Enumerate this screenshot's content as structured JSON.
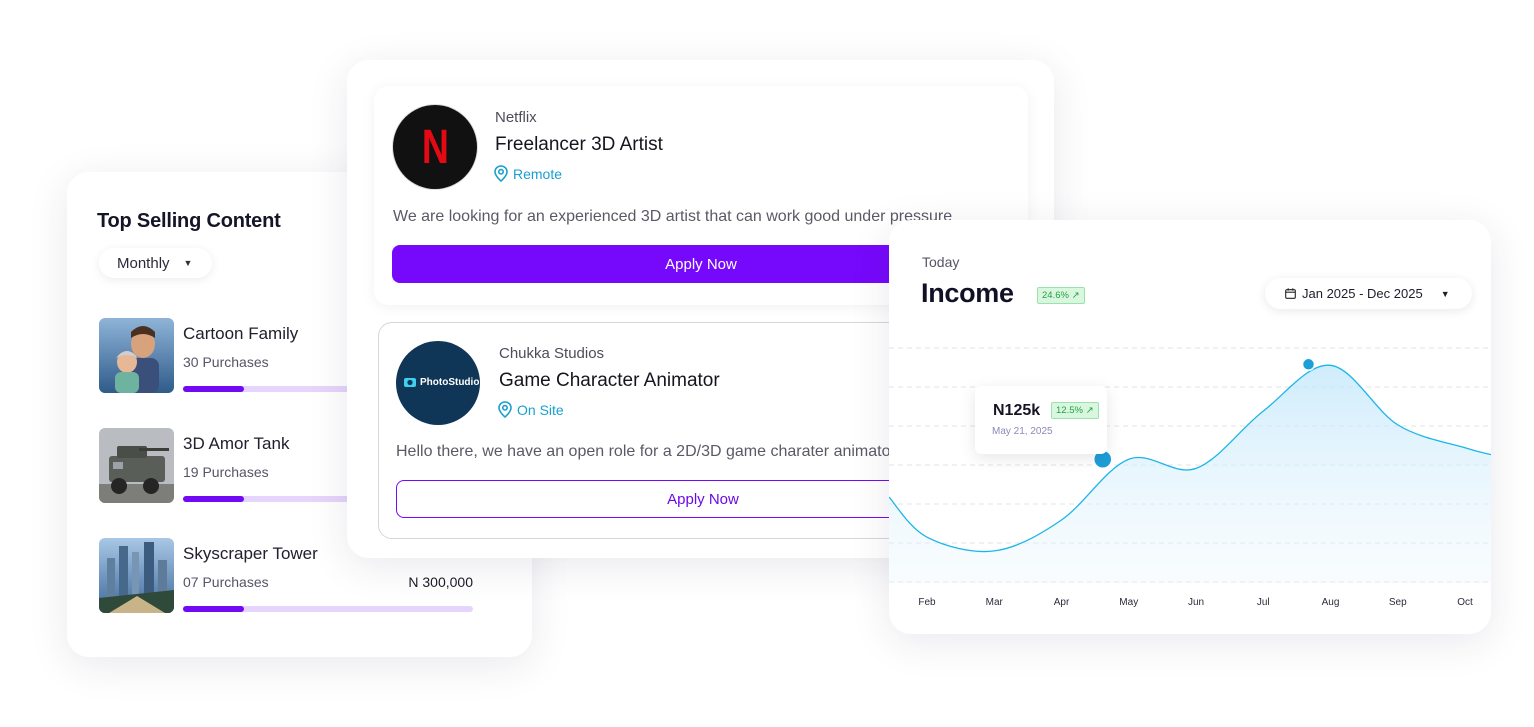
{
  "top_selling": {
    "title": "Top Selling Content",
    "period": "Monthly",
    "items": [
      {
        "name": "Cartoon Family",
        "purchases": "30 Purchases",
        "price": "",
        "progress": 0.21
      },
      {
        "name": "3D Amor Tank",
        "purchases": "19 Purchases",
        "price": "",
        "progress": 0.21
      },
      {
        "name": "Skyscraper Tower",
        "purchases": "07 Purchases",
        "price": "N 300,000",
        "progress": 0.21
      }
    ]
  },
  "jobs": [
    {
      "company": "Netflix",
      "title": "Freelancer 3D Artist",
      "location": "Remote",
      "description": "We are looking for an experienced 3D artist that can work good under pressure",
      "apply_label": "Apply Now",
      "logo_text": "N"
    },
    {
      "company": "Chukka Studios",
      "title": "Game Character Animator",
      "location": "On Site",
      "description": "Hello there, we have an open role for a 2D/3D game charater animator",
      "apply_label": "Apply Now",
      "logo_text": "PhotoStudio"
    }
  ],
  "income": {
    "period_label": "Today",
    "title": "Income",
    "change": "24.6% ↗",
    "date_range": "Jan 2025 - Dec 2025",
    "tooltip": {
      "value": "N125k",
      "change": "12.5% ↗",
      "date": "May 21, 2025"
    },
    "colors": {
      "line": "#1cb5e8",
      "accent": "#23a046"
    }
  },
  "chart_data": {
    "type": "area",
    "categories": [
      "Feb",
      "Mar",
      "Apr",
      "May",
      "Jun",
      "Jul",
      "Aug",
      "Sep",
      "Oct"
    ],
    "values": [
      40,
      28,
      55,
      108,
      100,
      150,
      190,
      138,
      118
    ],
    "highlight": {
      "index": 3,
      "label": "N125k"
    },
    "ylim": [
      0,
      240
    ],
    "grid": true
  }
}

- [What is being asked]: Retype the data above exactly; pictures are not part of the copy.

- [The answer]:
Enumerate this screenshot's content as structured JSON.
{
  "top_selling": {
    "title": "Top Selling Content",
    "period": "Monthly",
    "items": [
      {
        "name": "Cartoon Family",
        "purchases": "30 Purchases",
        "price": "",
        "progress": 0.21
      },
      {
        "name": "3D Amor Tank",
        "purchases": "19 Purchases",
        "price": "",
        "progress": 0.21
      },
      {
        "name": "Skyscraper Tower",
        "purchases": "07 Purchases",
        "price": "N 300,000",
        "progress": 0.21
      }
    ]
  },
  "jobs": [
    {
      "company": "Netflix",
      "title": "Freelancer 3D Artist",
      "location": "Remote",
      "description": "We are looking for an experienced 3D artist that can work good under pressure",
      "apply_label": "Apply Now",
      "logo_text": "N"
    },
    {
      "company": "Chukka Studios",
      "title": "Game Character Animator",
      "location": "On Site",
      "description": "Hello there, we have an open role for a 2D/3D game charater animator",
      "apply_label": "Apply Now",
      "logo_text": "PhotoStudio"
    }
  ],
  "income": {
    "period_label": "Today",
    "title": "Income",
    "change": "24.6% ↗",
    "date_range": "Jan 2025 - Dec 2025",
    "tooltip": {
      "value": "N125k",
      "change": "12.5% ↗",
      "date": "May 21, 2025"
    },
    "colors": {
      "line": "#1cb5e8",
      "accent": "#23a046"
    }
  },
  "chart_data": {
    "type": "area",
    "categories": [
      "Feb",
      "Mar",
      "Apr",
      "May",
      "Jun",
      "Jul",
      "Aug",
      "Sep",
      "Oct"
    ],
    "values": [
      40,
      28,
      55,
      108,
      100,
      150,
      190,
      138,
      118
    ],
    "highlight": {
      "index": 3,
      "label": "N125k"
    },
    "ylim": [
      0,
      240
    ],
    "grid": true
  }
}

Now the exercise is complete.